# Aim:
Please pull out every line that includes the string "weighted".

-- Start --

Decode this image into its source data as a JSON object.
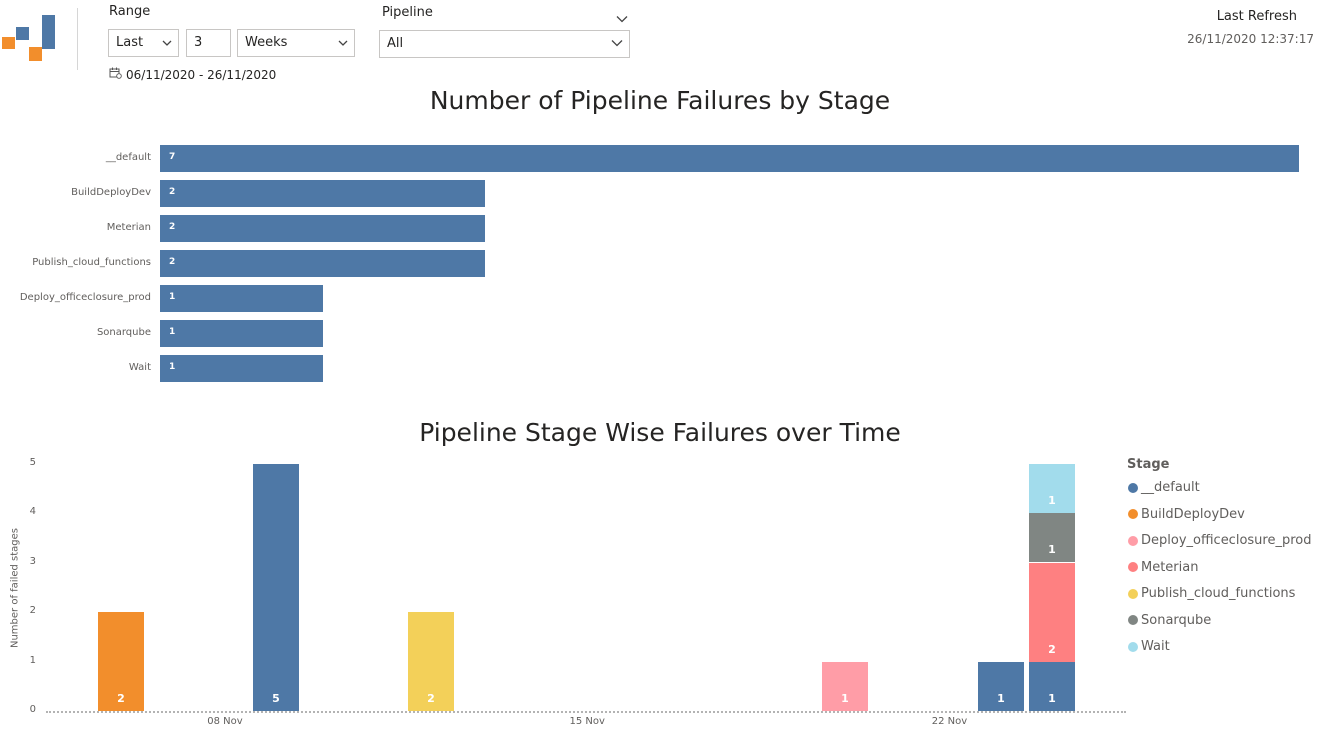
{
  "header": {
    "logo_icon": "bar-blocks-logo",
    "range_label": "Range",
    "range_mode": "Last",
    "range_count": "3",
    "range_unit": "Weeks",
    "pipeline_label": "Pipeline",
    "pipeline_value": "All",
    "date_range_icon": "calendar-icon",
    "date_range": "06/11/2020 - 26/11/2020",
    "last_refresh_label": "Last Refresh",
    "last_refresh_time": "26/11/2020 12:37:17"
  },
  "colors": {
    "__default": "#4e78a6",
    "BuildDeployDev": "#f28e2c",
    "Deploy_officeclosure_prod": "#ff9da7",
    "Meterian": "#fe8081",
    "Publish_cloud_functions": "#f3d059",
    "Sonarqube": "#808683",
    "Wait": "#a2dcec"
  },
  "chart_data": [
    {
      "type": "bar",
      "orientation": "horizontal",
      "title": "Number of Pipeline Failures by Stage",
      "categories": [
        "__default",
        "BuildDeployDev",
        "Meterian",
        "Publish_cloud_functions",
        "Deploy_officeclosure_prod",
        "Sonarqube",
        "Wait"
      ],
      "values": [
        7,
        2,
        2,
        2,
        1,
        1,
        1
      ],
      "value_labels": [
        "7",
        "2",
        "2",
        "2",
        "1",
        "1",
        "1"
      ],
      "xlim": [
        0,
        7
      ]
    },
    {
      "type": "bar",
      "stacked": true,
      "title": "Pipeline Stage Wise Failures over Time",
      "ylabel": "Number of failed stages",
      "ylim": [
        0,
        5
      ],
      "yticks": [
        "0",
        "1",
        "2",
        "3",
        "4",
        "5"
      ],
      "xticks": [
        {
          "label": "08 Nov",
          "date": "2020-11-08"
        },
        {
          "label": "15 Nov",
          "date": "2020-11-15"
        },
        {
          "label": "22 Nov",
          "date": "2020-11-22"
        }
      ],
      "xlim": [
        "2020-11-05",
        "2020-11-25"
      ],
      "legend_title": "Stage",
      "legend": [
        "__default",
        "BuildDeployDev",
        "Deploy_officeclosure_prod",
        "Meterian",
        "Publish_cloud_functions",
        "Sonarqube",
        "Wait"
      ],
      "legend_position": "right",
      "bars": [
        {
          "date": "2020-11-06",
          "segments": [
            {
              "stage": "BuildDeployDev",
              "value": 2,
              "label": "2"
            }
          ]
        },
        {
          "date": "2020-11-09",
          "segments": [
            {
              "stage": "__default",
              "value": 5,
              "label": "5"
            }
          ]
        },
        {
          "date": "2020-11-12",
          "segments": [
            {
              "stage": "Publish_cloud_functions",
              "value": 2,
              "label": "2"
            }
          ]
        },
        {
          "date": "2020-11-20",
          "segments": [
            {
              "stage": "Deploy_officeclosure_prod",
              "value": 1,
              "label": "1"
            }
          ]
        },
        {
          "date": "2020-11-23",
          "segments": [
            {
              "stage": "__default",
              "value": 1,
              "label": "1"
            }
          ]
        },
        {
          "date": "2020-11-24",
          "segments": [
            {
              "stage": "__default",
              "value": 1,
              "label": "1"
            },
            {
              "stage": "Meterian",
              "value": 2,
              "label": "2"
            },
            {
              "stage": "Sonarqube",
              "value": 1,
              "label": "1"
            },
            {
              "stage": "Wait",
              "value": 1,
              "label": "1"
            }
          ]
        }
      ]
    }
  ]
}
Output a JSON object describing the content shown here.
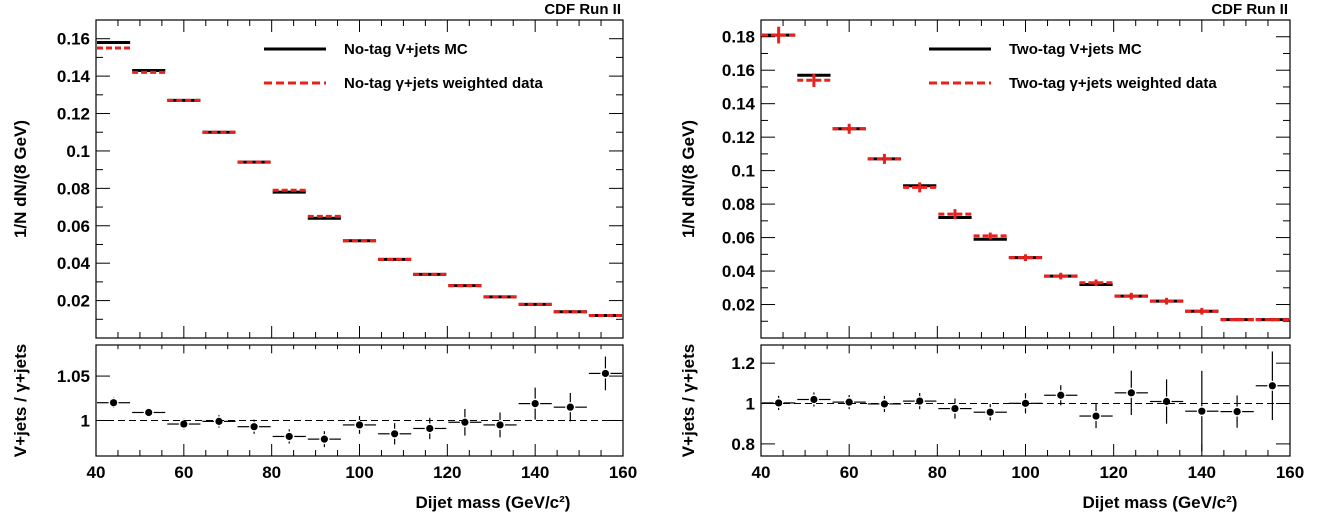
{
  "chart_data": [
    {
      "type": "histogram_with_ratio",
      "corner_label": "CDF Run II",
      "xlabel": "Dijet mass (GeV/c²)",
      "ylabel_top": "1/N dN/(8 GeV)",
      "ylabel_bottom": "V+jets / γ+jets",
      "xlim": [
        40,
        160
      ],
      "xticks": [
        40,
        60,
        80,
        100,
        120,
        140,
        160
      ],
      "ylim_top": [
        0,
        0.17
      ],
      "yticks_top": [
        0.02,
        0.04,
        0.06,
        0.08,
        0.1,
        0.12,
        0.14,
        0.16
      ],
      "ylim_bottom": [
        0.96,
        1.085
      ],
      "yticks_bottom": [
        1,
        1.05
      ],
      "ratio_reference": 1,
      "legend_position": "top-right",
      "bin_edges": [
        40,
        48,
        56,
        64,
        72,
        80,
        88,
        96,
        104,
        112,
        120,
        128,
        136,
        144,
        152,
        160
      ],
      "series": [
        {
          "name": "No-tag V+jets MC",
          "color": "#000000",
          "style": "solid",
          "values": [
            0.158,
            0.143,
            0.127,
            0.11,
            0.094,
            0.078,
            0.064,
            0.052,
            0.042,
            0.034,
            0.028,
            0.022,
            0.018,
            0.014,
            0.012
          ],
          "err": 0
        },
        {
          "name": "No-tag γ+jets weighted data",
          "color": "#e8211d",
          "style": "dashed",
          "values": [
            0.155,
            0.142,
            0.127,
            0.11,
            0.094,
            0.079,
            0.065,
            0.052,
            0.042,
            0.034,
            0.028,
            0.022,
            0.018,
            0.014,
            0.012
          ],
          "err": 0
        }
      ],
      "ratio": {
        "values": [
          1.02,
          1.009,
          0.996,
          0.999,
          0.993,
          0.982,
          0.979,
          0.995,
          0.985,
          0.991,
          0.998,
          0.995,
          1.019,
          1.015,
          1.053
        ],
        "err": [
          0.006,
          0.005,
          0.006,
          0.007,
          0.008,
          0.008,
          0.009,
          0.01,
          0.012,
          0.012,
          0.015,
          0.014,
          0.018,
          0.016,
          0.019
        ]
      }
    },
    {
      "type": "histogram_with_ratio",
      "corner_label": "CDF Run II",
      "xlabel": "Dijet mass (GeV/c²)",
      "ylabel_top": "1/N dN/(8 GeV)",
      "ylabel_bottom": "V+jets / γ+jets",
      "xlim": [
        40,
        160
      ],
      "xticks": [
        40,
        60,
        80,
        100,
        120,
        140,
        160
      ],
      "ylim_top": [
        0,
        0.19
      ],
      "yticks_top": [
        0.02,
        0.04,
        0.06,
        0.08,
        0.1,
        0.12,
        0.14,
        0.16,
        0.18
      ],
      "ylim_bottom": [
        0.74,
        1.29
      ],
      "yticks_bottom": [
        0.8,
        1,
        1.2
      ],
      "ratio_reference": 1,
      "legend_position": "top-right",
      "bin_edges": [
        40,
        48,
        56,
        64,
        72,
        80,
        88,
        96,
        104,
        112,
        120,
        128,
        136,
        144,
        152,
        160
      ],
      "series": [
        {
          "name": "Two-tag V+jets MC",
          "color": "#000000",
          "style": "solid",
          "values": [
            0.181,
            0.157,
            0.125,
            0.107,
            0.091,
            0.072,
            0.059,
            0.048,
            0.037,
            0.032,
            0.025,
            0.022,
            0.016,
            0.011,
            0.011
          ],
          "err": 0
        },
        {
          "name": "Two-tag γ+jets weighted data",
          "color": "#e8211d",
          "style": "dashed",
          "values": [
            0.181,
            0.154,
            0.125,
            0.107,
            0.09,
            0.074,
            0.061,
            0.048,
            0.037,
            0.033,
            0.025,
            0.022,
            0.016,
            0.011,
            0.011
          ],
          "err": [
            0.005,
            0.004,
            0.003,
            0.003,
            0.003,
            0.003,
            0.002,
            0.002,
            0.002,
            0.002,
            0.002,
            0.002,
            0.002,
            0.001,
            0.001
          ]
        }
      ],
      "ratio": {
        "values": [
          1.003,
          1.02,
          1.007,
          0.998,
          1.012,
          0.975,
          0.957,
          1.001,
          1.041,
          0.938,
          1.053,
          1.01,
          0.962,
          0.96,
          1.088
        ],
        "err": [
          0.035,
          0.035,
          0.035,
          0.04,
          0.04,
          0.05,
          0.04,
          0.05,
          0.05,
          0.06,
          0.11,
          0.11,
          0.2,
          0.08,
          0.17
        ]
      }
    }
  ]
}
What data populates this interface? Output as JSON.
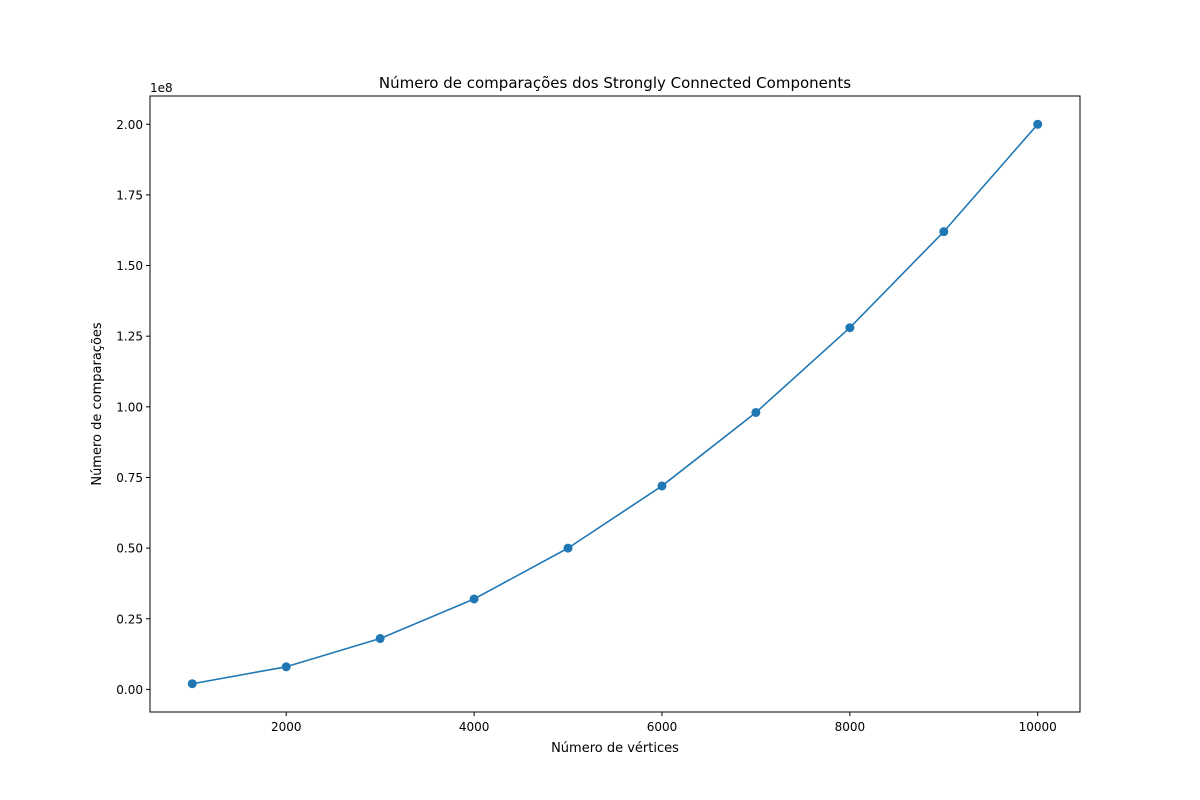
{
  "chart_data": {
    "type": "line",
    "title": "Número de comparações dos Strongly Connected Components",
    "xlabel": "Número de vértices",
    "ylabel": "Número de comparações",
    "y_offset_label": "1e8",
    "x": [
      1000,
      2000,
      3000,
      4000,
      5000,
      6000,
      7000,
      8000,
      9000,
      10000
    ],
    "series": [
      {
        "values": [
          2000000,
          8000000,
          18000000,
          32000000,
          50000000,
          72000000,
          98000000,
          128000000,
          162000000,
          200000000
        ],
        "color": "#1f77b4",
        "marker": "circle"
      }
    ],
    "xlim": [
      550,
      10450
    ],
    "ylim": [
      -8000000,
      210000000
    ],
    "x_ticks": [
      2000,
      4000,
      6000,
      8000,
      10000
    ],
    "x_tick_labels": [
      "2000",
      "4000",
      "6000",
      "8000",
      "10000"
    ],
    "y_ticks": [
      0,
      25000000,
      50000000,
      75000000,
      100000000,
      125000000,
      150000000,
      175000000,
      200000000
    ],
    "y_tick_labels": [
      "0.00",
      "0.25",
      "0.50",
      "0.75",
      "1.00",
      "1.25",
      "1.50",
      "1.75",
      "2.00"
    ],
    "grid": false,
    "legend": "none"
  }
}
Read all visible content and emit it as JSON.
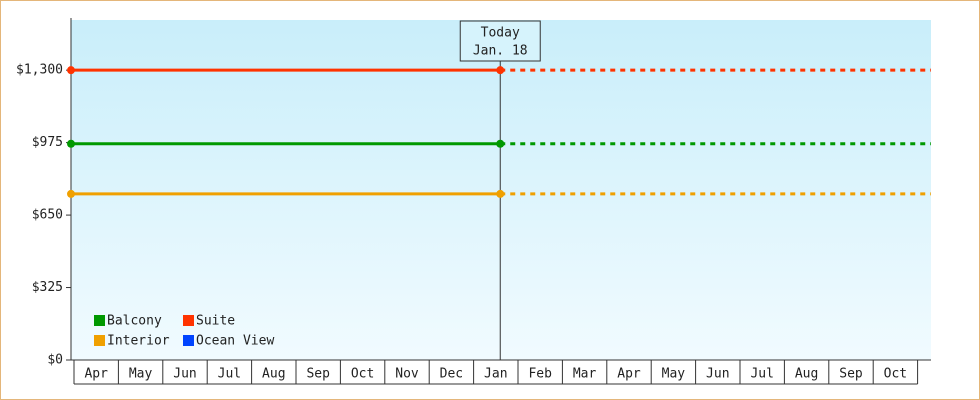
{
  "chart_data": {
    "type": "line",
    "categories": [
      "Apr",
      "May",
      "Jun",
      "Jul",
      "Aug",
      "Sep",
      "Oct",
      "Nov",
      "Dec",
      "Jan",
      "Feb",
      "Mar",
      "Apr",
      "May",
      "Jun",
      "Jul",
      "Aug",
      "Sep",
      "Oct"
    ],
    "series": [
      {
        "name": "Balcony",
        "color": "#009900",
        "values": [
          970,
          970,
          970,
          970,
          970,
          970,
          970,
          970,
          970,
          970,
          null,
          null,
          null,
          null,
          null,
          null,
          null,
          null,
          null
        ]
      },
      {
        "name": "Suite",
        "color": "#ff3300",
        "values": [
          1300,
          1300,
          1300,
          1300,
          1300,
          1300,
          1300,
          1300,
          1300,
          1300,
          null,
          null,
          null,
          null,
          null,
          null,
          null,
          null,
          null
        ]
      },
      {
        "name": "Interior",
        "color": "#f0a000",
        "values": [
          745,
          745,
          745,
          745,
          745,
          745,
          745,
          745,
          745,
          745,
          null,
          null,
          null,
          null,
          null,
          null,
          null,
          null,
          null
        ]
      },
      {
        "name": "Ocean View",
        "color": "#0044ff",
        "values": [
          null,
          null,
          null,
          null,
          null,
          null,
          null,
          null,
          null,
          null,
          null,
          null,
          null,
          null,
          null,
          null,
          null,
          null,
          null
        ]
      }
    ],
    "annotation": [
      "Today",
      "Jan. 18"
    ],
    "ylim": [
      0,
      1525
    ],
    "yticks": [
      {
        "value": 0,
        "label": "$0"
      },
      {
        "value": 325,
        "label": "$325"
      },
      {
        "value": 650,
        "label": "$650"
      },
      {
        "value": 975,
        "label": "$975"
      },
      {
        "value": 1300,
        "label": "$1,300"
      }
    ],
    "legend": "lower-left"
  }
}
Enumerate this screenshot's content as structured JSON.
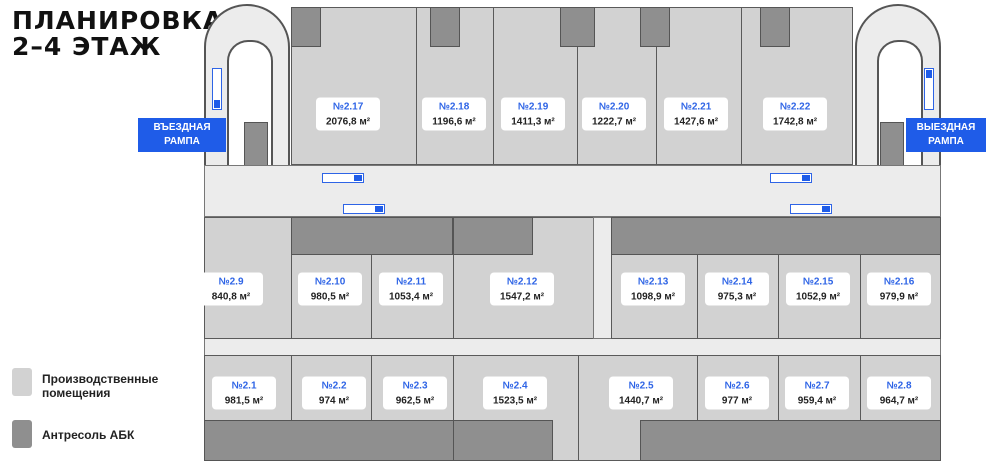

-- End --

# Task solution:
          "name": "No-tag γ+jets weighted data",
          "name": "Two-tag γ+jets weighted data",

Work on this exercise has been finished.